**DO THIS:** Pull every line of the entries that has the word "blue".

[Records about charts and figures]
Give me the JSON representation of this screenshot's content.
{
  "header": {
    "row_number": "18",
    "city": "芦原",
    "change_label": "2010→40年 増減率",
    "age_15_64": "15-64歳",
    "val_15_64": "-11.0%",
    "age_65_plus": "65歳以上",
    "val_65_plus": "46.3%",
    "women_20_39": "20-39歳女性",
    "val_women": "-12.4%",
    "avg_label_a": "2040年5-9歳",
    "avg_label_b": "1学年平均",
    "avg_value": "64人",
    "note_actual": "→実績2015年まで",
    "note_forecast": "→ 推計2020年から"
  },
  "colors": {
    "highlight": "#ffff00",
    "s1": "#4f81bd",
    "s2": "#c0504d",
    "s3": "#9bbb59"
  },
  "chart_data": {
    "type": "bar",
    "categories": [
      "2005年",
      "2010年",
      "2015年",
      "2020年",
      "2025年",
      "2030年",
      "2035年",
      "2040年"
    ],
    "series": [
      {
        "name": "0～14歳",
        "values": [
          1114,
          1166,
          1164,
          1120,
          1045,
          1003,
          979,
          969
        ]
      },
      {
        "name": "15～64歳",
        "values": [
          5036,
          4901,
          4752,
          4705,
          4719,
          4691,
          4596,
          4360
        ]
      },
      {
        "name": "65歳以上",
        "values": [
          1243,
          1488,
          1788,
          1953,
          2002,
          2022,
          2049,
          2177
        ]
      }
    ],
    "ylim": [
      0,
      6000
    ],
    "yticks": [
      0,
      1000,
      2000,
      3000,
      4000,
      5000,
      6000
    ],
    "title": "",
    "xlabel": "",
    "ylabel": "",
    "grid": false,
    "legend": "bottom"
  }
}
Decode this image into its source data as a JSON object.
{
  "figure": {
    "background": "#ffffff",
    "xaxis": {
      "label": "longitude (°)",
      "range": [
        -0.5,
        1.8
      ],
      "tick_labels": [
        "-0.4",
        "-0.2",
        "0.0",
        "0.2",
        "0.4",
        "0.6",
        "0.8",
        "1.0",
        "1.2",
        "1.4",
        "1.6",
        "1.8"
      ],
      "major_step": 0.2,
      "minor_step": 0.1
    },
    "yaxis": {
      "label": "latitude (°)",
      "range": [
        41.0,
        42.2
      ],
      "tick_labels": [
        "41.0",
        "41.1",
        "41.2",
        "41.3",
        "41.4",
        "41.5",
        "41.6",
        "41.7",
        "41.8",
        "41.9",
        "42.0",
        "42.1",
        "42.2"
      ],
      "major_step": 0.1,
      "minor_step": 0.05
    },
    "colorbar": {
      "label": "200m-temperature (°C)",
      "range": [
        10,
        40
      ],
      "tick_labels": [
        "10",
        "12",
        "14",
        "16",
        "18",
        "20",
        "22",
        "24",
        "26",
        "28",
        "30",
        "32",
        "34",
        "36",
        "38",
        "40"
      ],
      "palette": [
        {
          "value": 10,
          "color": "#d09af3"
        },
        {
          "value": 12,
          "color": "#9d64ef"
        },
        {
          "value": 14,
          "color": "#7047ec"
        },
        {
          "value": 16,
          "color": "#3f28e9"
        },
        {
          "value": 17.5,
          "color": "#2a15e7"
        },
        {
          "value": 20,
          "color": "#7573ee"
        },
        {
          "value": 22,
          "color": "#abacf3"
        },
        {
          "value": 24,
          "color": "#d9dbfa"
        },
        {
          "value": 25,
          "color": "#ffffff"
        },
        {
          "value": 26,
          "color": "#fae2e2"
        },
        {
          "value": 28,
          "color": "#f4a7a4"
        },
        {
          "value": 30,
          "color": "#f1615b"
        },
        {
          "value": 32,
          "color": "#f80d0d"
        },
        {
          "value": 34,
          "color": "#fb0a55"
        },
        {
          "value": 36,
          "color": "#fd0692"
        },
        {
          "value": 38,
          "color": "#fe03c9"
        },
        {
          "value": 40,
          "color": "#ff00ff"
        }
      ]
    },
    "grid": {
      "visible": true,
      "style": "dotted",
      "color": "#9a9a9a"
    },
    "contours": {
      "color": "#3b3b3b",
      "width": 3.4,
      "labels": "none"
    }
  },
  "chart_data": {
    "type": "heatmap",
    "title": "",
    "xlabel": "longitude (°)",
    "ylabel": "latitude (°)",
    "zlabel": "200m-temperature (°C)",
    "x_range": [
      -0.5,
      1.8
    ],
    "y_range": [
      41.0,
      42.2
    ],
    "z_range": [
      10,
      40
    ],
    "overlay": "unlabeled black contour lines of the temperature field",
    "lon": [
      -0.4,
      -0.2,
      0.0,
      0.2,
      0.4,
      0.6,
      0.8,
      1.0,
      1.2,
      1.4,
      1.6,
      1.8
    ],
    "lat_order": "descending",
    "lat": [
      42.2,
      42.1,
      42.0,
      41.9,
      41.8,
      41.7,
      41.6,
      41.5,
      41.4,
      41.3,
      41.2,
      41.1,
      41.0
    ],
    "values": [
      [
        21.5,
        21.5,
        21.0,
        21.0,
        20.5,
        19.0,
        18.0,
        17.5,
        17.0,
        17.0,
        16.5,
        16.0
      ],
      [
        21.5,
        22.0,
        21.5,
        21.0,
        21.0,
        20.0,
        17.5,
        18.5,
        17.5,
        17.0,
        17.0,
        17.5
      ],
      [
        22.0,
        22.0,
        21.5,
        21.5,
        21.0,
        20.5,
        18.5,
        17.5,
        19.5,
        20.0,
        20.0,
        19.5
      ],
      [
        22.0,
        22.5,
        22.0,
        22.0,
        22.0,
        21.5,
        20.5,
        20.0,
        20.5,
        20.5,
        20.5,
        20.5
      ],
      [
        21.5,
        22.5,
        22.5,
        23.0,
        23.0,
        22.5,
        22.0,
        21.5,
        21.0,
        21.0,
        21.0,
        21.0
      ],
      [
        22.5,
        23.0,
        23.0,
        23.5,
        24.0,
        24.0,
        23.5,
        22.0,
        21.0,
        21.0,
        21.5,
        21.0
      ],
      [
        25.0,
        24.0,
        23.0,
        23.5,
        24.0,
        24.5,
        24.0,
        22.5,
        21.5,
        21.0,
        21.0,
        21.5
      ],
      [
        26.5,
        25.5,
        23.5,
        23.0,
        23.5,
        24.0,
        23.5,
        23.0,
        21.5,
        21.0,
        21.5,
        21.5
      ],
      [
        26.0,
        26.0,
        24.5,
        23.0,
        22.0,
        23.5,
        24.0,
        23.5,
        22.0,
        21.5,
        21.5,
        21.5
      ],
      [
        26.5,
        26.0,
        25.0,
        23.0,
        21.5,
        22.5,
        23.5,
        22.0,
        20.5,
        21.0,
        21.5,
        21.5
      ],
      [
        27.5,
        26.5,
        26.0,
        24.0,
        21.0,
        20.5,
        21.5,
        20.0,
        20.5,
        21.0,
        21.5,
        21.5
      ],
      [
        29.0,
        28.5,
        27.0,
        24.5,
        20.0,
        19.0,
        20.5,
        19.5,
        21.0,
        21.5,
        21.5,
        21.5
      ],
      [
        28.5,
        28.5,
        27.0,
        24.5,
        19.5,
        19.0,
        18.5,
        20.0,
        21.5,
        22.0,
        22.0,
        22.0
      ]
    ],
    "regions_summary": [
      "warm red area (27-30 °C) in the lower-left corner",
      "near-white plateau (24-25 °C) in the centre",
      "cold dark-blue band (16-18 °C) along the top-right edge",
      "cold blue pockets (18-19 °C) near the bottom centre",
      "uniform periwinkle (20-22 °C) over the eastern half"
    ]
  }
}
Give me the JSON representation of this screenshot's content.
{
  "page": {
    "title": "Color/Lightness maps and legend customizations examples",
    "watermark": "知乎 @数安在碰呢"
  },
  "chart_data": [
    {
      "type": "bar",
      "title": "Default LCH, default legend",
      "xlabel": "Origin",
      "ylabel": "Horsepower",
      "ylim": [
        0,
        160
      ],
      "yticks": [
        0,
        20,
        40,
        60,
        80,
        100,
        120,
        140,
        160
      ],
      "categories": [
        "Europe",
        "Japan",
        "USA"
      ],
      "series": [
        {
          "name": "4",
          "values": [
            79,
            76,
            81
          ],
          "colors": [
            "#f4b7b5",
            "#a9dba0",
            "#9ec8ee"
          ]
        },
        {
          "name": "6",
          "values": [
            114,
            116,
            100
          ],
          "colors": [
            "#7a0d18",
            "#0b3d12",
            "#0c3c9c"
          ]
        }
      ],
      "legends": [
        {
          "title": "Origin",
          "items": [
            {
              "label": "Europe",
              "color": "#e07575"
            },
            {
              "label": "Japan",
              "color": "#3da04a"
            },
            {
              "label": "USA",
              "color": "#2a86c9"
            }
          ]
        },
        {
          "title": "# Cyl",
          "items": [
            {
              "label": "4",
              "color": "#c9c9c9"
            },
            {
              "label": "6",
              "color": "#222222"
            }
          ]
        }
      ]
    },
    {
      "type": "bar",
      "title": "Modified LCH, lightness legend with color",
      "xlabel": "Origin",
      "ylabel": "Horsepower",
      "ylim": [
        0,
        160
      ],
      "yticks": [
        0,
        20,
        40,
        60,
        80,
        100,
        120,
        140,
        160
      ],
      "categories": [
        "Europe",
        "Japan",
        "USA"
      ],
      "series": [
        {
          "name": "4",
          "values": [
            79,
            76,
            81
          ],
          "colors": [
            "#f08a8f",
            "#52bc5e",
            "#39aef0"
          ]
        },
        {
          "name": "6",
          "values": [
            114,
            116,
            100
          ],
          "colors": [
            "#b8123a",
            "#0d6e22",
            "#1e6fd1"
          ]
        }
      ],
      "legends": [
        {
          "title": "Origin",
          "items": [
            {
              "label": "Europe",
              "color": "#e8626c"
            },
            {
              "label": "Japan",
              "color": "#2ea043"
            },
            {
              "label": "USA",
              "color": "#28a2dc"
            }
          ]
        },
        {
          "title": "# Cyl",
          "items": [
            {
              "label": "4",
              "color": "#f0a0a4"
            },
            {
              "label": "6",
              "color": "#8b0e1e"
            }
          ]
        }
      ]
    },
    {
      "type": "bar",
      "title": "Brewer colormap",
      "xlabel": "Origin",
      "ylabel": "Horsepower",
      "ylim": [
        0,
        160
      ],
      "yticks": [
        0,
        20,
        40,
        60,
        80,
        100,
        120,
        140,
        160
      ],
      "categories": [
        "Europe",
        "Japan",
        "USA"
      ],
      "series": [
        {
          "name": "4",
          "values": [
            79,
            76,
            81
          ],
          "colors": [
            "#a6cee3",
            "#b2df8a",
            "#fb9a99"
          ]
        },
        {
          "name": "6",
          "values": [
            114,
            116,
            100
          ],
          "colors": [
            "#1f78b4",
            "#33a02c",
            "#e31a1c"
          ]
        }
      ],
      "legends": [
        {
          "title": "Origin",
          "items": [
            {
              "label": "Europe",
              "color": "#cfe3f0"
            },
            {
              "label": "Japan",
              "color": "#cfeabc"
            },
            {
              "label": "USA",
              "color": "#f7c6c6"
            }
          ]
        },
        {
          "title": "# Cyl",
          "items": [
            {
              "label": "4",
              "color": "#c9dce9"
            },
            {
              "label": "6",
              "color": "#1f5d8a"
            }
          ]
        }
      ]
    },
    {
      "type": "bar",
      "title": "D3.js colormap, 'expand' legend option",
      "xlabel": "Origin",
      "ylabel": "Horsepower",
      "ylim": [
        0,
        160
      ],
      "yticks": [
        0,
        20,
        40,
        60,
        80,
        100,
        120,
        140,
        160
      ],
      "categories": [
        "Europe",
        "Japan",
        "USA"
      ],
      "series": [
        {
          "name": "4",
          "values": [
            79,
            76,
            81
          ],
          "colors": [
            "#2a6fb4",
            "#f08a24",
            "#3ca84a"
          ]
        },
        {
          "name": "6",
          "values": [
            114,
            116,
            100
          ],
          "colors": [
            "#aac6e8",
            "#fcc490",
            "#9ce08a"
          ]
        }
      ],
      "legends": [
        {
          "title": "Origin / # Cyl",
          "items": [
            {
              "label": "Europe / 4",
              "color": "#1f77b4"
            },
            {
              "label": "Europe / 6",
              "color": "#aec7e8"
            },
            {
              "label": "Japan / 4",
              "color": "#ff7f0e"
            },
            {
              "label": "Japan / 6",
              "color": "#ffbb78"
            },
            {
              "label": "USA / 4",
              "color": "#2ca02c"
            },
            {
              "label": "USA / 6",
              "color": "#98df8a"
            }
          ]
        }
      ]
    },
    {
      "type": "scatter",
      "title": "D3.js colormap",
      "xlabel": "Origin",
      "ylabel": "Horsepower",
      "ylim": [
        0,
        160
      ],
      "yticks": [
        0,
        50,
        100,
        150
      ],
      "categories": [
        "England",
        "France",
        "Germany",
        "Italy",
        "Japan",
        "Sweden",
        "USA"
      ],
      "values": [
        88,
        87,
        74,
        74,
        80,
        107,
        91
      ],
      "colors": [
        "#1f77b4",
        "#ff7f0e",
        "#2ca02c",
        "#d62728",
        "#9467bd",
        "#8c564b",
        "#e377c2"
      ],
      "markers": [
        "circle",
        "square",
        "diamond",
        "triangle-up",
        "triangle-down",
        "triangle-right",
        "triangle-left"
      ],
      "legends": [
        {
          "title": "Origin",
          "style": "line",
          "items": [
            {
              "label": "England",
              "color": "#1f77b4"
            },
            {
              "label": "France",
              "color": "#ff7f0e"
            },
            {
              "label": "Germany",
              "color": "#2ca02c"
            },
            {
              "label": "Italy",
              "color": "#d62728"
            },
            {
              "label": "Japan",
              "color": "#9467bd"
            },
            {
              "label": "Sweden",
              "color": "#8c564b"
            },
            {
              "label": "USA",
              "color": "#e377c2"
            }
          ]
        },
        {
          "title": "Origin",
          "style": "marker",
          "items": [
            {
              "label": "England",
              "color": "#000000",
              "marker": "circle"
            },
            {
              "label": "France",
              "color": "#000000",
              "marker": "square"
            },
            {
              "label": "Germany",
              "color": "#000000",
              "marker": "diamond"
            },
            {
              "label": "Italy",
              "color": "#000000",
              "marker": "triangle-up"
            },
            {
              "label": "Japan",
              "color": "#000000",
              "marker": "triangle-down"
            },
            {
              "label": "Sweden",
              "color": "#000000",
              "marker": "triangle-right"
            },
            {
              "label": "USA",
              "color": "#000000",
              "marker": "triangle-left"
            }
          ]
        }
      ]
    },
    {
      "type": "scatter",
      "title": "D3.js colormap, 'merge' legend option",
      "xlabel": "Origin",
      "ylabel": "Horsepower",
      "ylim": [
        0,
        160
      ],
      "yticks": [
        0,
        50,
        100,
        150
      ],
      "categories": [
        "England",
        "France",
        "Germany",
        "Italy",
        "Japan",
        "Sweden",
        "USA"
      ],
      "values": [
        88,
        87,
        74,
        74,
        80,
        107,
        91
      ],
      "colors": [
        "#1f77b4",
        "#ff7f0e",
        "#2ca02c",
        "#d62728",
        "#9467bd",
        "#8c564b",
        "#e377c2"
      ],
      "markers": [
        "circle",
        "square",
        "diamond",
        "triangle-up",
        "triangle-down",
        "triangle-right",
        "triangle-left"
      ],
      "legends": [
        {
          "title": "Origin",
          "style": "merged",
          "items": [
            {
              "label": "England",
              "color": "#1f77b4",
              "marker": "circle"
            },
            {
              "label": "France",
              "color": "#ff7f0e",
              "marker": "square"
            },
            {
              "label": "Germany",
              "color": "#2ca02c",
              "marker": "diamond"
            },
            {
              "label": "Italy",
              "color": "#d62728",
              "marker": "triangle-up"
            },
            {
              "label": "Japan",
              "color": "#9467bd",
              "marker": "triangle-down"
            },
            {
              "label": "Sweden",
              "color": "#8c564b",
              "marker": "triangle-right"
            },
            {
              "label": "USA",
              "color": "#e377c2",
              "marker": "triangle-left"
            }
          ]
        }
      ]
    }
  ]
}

**THE RESPONSE:**
      "cold dark-blue band (16-18 °C) along the top-right edge",
      "cold blue pockets (18-19 °C) near the bottom centre",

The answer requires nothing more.